>> start

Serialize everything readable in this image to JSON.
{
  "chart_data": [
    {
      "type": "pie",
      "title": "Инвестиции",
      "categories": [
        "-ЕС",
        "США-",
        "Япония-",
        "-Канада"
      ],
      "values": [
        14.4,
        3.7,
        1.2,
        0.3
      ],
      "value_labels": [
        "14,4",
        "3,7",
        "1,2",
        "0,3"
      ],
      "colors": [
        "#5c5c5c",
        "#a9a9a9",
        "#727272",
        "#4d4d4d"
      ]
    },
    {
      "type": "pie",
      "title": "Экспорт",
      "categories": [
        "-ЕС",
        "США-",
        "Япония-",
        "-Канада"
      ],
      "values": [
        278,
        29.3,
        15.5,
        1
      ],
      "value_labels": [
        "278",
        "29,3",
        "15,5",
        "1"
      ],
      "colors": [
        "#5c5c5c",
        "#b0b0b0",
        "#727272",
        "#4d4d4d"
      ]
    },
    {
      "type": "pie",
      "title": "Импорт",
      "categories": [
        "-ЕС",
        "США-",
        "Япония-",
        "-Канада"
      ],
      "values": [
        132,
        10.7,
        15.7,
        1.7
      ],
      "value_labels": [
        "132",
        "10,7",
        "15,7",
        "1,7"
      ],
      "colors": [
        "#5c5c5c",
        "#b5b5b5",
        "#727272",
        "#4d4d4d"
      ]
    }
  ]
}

>> end
>> start

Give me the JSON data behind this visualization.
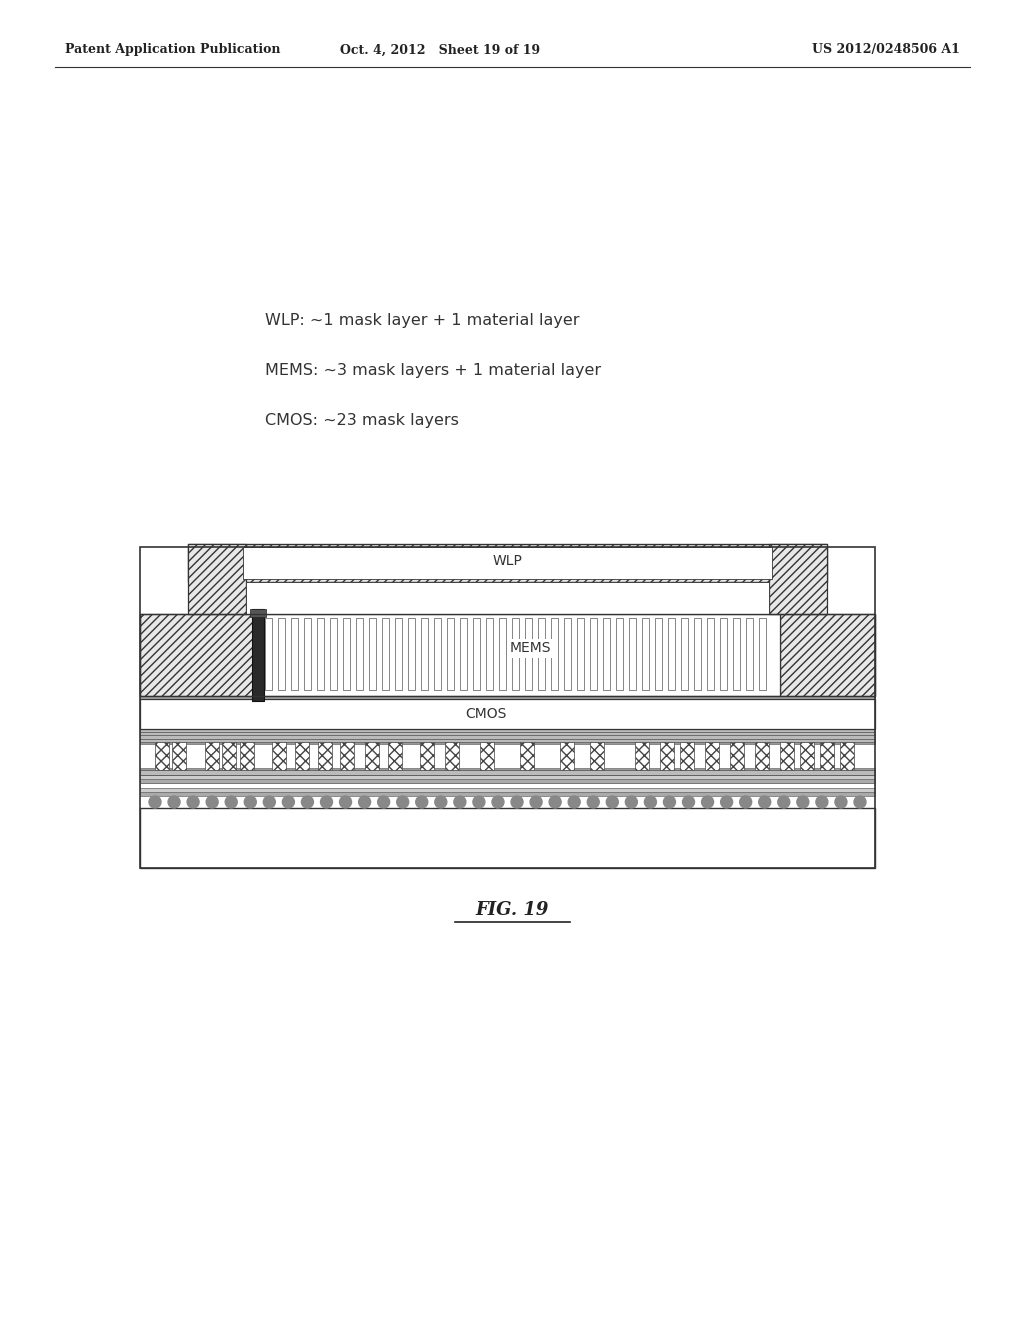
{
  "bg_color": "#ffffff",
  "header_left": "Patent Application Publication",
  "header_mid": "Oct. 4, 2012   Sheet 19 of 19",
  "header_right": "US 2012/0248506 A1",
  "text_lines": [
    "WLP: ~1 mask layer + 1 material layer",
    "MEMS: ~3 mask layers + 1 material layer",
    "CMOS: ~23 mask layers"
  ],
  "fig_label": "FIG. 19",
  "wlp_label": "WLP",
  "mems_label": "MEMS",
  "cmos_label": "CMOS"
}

>> end

● GIVEN INSTRUCTION
Take every line above carrying "layers" and return it.

● SOLVED PROBLEM
    "MEMS: ~3 mask layers + 1 material layer",
    "CMOS: ~23 mask layers"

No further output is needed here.